*Tasks*:
• 1. Name every entity that the explanation of responses groups together as the "Magnetar Vehicles."
• 2. Reproduce the part of the explanation of responses that starts with "(5) On August" and goes on through "Notes being converted).", word for word.
··· Provided passage
Explanation of Responses:

* If the form is filed by more than one reporting person, see Instruction 5(b)(v).
** Intentional misstatements or omissions of facts constitute Federal Criminal Violations. See 18 U.S.C. 1001 and 15 U.S.C. 78ff(a).
(1) All or any portion of the Common Stock Purchase Warrants (the "Warrants") may be exercised before 5:00 p.m. (Eastern time) on March 12, 2026.
(2) Magnetar Financial LLC ("Magnetar Financial") serves as (i) the investment manager to Magnetar Longhorn Fund LP, a Delaware limited partnership, Purpose Alternative Credit Fund - F LLC, a Delaware limited liability company, and Purpose Alternative Credit Fund - T LLC, a Delaware limited liability company, (ii) general partner of Magnetar Structured Credit Fund, LP, a Delaware limited partnership, and (iii) manager of Magnetar Lake Credit Fund LLC, a Delaware limited liability company (together with all of the vehicles in the foregoing clauses (i) and (ii), the "Magnetar Vehicles"), each of which holds a portion of the indicated derivative securities. In such capacities, Magnetar Financial exercises voting and investment power over the Warrants and the 7.00% Senior Subordinated Convertible Notes Due 2031 (the "Notes") held by the Magnetar Vehicles.
(3) Magnetar Capital Partners LP ("Magnetar Capital Partners"), a Delaware limited partnership, is the sole member and parent holding company of Magnetar Financial. Supernova Management LLC ("Supernova Management"), a Delaware limited liability company, is the general partner of Magnetar Capital Partners. The manager of Supernova Management is Alec N. Litowitz, a citizen of the United States of America.
(4) Each of the Magnetar Vehicles, Magnetar Financial, Magnetar Capital Partners, Supernova Management and Alec N. Litowitz disclaims beneficial ownership of these shares of the Issuer's Common Stock, except to the extent of its pecuniary interest in the Warrants, the Notes and the shares of Common Stock issuable upon exercise of such Warrants and/or upon conversion of such Notes.
(5) On August 13, 2021, the Magnetar Vehicles purchased $2,170,575 aggregate principal amount of the Notes pursuant to a "backstop right" contained in their Registration Rights Agreement dated as of March 12, 2021 with the Issuer. The Notes will mature on December 31, 2031, at which time they may be settled, at the Issuer's election, in cash or shares of the Issuer's Common Stock, as set forth in the Notes. They are convertible, in whole or in part, at the noteholder's election, at any time into shares of the Issuer's Common Stock at a conversion price of $6.25 per share of Common Stock (four shares of Common Stock for each $25.00 of principal amount of Notes being converted).
(6) But, if at any time after September 21, 2023 holders of the Issuer's 8.75% Series D Cumulative Convertible Preferred Stock (the "Series D Preferred Stock") have required the Issuer to redeem (payable in cash or stock) in the aggregate at least 100,000 shares of Series D Preferred Stock, then the conversion price will be adjusted to the lower of (i) a 45% discount to the conversion price or (ii) a 45% discount to the lowest price at which any holder of Series D Preferred Stock converted into shares of the Issuer's Common Stock.
(7) Interest on the Notes may be payable, at the Issuer's election, in cash, in shares of the Issuer's 9% Series B Preferred Stock (the "Series B Preferred Stock") or in shares of Series D Preferred Stock, in each case as set forth in the Notes. The Series B Preferred Stock and Series D Preferred Stock are both convertible into shares of the Issuer's Common Stock at the option of the holder thereof at any time. The Notes bear interest at the rate of 7% per annum. The number of shares indicated in the Table is based on the aggregate principal amount of the Notes held by all Magnetar Vehicles as of August 13, 2021, and assumes that the Issuer will later pay all interest thereon in cash.
······
··· Records supplied
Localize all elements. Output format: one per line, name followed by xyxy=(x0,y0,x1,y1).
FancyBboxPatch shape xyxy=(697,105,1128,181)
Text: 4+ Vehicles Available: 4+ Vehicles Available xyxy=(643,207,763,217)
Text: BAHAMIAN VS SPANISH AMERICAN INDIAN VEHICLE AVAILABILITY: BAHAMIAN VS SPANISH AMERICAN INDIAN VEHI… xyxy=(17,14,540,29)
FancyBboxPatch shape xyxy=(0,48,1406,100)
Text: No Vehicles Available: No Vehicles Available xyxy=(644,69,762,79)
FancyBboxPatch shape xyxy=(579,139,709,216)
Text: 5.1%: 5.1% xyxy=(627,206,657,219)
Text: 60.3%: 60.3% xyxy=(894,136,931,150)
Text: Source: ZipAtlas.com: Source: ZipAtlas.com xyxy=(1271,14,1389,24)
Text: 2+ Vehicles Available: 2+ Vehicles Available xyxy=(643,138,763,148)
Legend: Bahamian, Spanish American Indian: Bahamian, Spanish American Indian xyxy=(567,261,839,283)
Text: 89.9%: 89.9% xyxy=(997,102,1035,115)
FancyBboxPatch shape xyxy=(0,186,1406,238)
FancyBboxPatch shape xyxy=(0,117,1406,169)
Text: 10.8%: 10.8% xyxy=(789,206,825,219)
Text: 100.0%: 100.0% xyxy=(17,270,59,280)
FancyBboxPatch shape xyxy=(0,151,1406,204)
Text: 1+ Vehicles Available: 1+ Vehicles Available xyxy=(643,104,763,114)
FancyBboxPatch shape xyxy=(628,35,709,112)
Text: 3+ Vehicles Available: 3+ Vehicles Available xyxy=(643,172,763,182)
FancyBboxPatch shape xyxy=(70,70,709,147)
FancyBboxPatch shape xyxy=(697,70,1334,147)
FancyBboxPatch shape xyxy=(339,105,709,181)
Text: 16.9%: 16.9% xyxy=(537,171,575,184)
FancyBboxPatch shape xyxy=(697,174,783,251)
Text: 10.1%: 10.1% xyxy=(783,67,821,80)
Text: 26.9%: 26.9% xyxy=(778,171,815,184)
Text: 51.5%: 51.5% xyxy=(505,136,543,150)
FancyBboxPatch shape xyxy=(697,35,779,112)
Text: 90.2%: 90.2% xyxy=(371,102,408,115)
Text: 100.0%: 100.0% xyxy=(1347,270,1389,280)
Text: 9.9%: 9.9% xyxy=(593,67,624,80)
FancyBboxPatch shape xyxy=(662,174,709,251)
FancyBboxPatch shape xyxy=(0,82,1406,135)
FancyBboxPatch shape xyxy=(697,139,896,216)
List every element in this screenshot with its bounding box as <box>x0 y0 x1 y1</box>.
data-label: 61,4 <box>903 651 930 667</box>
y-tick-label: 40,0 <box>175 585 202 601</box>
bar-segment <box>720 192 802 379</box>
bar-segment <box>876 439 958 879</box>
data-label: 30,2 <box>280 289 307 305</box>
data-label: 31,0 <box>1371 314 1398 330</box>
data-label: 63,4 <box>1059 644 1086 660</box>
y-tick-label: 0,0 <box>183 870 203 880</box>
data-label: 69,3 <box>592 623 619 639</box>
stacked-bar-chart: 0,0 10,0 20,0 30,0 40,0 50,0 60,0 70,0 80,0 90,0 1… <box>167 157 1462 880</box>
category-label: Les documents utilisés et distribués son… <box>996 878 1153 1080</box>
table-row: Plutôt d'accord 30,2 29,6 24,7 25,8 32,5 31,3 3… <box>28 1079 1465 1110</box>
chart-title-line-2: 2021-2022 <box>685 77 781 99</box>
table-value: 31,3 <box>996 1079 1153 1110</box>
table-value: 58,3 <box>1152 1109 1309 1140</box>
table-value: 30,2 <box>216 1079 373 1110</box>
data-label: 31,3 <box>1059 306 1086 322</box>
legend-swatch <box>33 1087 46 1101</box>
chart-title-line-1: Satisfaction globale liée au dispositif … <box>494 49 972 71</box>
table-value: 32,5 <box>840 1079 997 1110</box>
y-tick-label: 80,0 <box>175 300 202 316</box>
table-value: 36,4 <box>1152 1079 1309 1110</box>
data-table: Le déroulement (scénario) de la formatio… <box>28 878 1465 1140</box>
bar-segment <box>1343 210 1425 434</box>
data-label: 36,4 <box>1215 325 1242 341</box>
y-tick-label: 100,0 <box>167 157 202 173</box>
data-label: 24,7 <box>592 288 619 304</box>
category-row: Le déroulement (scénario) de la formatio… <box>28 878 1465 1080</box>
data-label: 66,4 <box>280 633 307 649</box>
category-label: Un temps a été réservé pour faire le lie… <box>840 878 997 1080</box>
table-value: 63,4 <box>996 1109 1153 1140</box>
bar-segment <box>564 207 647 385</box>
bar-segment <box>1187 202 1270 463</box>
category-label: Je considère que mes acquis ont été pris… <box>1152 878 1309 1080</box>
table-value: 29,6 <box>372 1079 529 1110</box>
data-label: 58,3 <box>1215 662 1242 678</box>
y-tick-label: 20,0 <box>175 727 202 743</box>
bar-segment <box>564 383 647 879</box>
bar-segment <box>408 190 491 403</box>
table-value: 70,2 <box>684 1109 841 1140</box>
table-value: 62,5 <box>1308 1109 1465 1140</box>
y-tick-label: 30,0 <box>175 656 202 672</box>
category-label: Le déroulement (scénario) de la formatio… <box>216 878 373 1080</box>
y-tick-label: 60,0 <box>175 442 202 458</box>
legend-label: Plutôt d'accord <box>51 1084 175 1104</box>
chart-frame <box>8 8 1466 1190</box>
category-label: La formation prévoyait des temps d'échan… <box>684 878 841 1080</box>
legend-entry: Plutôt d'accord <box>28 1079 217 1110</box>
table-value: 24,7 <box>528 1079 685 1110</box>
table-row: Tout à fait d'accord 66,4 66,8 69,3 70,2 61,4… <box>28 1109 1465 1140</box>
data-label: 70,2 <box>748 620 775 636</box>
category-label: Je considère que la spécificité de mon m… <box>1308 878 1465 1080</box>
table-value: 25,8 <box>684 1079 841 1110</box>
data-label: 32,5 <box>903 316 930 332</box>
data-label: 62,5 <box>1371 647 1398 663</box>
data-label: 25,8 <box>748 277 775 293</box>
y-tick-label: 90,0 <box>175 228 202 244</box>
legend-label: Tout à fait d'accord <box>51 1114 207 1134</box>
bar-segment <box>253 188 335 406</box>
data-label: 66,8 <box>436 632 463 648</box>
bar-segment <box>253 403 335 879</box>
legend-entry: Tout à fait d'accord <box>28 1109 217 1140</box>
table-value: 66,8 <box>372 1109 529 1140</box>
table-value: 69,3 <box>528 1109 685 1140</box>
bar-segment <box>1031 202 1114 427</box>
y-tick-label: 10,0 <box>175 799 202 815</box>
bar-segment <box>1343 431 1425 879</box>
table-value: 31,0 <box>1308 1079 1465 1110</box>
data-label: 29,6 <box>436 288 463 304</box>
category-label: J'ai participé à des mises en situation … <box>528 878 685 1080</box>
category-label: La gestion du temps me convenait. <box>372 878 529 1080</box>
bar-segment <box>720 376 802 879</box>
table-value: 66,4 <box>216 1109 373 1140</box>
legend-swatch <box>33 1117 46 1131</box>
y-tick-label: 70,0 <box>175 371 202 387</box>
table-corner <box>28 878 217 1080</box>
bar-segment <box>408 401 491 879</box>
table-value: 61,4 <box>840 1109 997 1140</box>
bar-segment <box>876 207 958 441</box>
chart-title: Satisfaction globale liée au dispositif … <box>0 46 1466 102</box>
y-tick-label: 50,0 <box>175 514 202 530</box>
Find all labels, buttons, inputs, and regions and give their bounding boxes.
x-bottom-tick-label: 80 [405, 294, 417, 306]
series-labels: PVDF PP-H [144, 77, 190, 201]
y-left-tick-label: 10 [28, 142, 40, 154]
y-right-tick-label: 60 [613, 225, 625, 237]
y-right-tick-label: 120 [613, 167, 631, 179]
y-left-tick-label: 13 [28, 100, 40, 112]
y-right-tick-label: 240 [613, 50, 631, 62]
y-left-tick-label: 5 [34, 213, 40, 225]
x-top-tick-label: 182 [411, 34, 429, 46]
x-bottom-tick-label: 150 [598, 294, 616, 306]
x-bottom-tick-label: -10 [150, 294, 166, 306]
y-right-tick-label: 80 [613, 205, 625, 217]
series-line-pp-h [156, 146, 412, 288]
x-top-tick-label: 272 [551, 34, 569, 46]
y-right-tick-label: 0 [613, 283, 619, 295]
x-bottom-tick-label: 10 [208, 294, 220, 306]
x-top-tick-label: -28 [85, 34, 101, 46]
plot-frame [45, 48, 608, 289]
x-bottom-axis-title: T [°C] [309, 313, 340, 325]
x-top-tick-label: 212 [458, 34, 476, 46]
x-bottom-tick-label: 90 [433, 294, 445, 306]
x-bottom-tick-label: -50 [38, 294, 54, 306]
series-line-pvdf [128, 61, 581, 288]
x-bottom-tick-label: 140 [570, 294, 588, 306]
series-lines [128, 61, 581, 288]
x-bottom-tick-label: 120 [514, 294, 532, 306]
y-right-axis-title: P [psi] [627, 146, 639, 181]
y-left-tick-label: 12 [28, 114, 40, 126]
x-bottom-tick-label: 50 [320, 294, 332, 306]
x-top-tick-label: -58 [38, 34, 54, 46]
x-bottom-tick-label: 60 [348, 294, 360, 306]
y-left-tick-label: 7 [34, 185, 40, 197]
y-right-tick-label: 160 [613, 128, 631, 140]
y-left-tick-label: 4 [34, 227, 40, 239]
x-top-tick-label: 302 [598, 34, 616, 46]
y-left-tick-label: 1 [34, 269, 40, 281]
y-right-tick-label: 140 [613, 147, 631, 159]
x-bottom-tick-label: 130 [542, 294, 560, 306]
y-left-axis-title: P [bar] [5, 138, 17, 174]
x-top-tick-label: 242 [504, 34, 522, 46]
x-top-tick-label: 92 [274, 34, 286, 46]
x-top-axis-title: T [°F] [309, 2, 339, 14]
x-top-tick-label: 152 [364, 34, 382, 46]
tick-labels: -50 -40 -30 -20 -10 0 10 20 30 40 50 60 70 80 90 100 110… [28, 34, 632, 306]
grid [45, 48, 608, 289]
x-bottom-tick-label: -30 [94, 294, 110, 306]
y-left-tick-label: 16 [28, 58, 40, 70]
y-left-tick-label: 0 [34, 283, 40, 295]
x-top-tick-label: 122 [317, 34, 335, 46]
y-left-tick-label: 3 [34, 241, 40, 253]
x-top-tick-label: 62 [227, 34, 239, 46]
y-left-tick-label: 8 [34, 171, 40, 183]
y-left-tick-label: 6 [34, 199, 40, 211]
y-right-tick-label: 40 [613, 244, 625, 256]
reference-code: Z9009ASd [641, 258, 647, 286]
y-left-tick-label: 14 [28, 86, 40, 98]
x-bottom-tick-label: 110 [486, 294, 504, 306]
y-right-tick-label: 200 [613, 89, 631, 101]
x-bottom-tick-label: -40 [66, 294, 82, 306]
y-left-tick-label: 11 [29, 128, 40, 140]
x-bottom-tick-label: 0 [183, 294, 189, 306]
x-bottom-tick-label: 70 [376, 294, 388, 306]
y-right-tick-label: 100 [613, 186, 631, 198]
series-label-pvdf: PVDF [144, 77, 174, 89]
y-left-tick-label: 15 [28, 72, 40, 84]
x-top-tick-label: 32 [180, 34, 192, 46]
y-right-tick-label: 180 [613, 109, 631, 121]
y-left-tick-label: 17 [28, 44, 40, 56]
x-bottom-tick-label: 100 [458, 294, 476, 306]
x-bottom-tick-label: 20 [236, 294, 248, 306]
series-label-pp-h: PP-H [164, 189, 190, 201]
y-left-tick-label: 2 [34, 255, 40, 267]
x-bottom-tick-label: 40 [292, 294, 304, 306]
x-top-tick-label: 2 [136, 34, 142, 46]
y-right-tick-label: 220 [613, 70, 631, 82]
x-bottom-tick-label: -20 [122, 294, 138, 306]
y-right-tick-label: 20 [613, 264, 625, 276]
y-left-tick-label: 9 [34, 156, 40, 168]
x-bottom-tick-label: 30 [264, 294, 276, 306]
······
*Activity answers*:
• 1.
Magnetar Longhorn Fund LP
Purpose Alternative Credit Fund - F LLC
Purpose Alternative Credit Fund - T LLC
Magnetar Structured Credit Fund, LP
Magnetar Lake Credit Fund LLC

• 2.
(5) On August 13, 2021, the Magnetar Vehicles purchased $2,170,575 aggregate principal amount of the Notes pursuant to a "backstop right" contained in their Registration Rights Agreement dated as of March 12, 2021 with the Issuer. The Notes will mature on December 31, 2031, at which time they may be settled, at the Issuer's election, in cash or shares of the Issuer's Common Stock, as set forth in the Notes. They are convertible, in whole or in part, at the noteholder's election, at any time into shares of the Issuer's Common Stock at a conversion price of $6.25 per share of Common Stock (four shares of Common Stock for each $25.00 of principal amount of Notes being converted).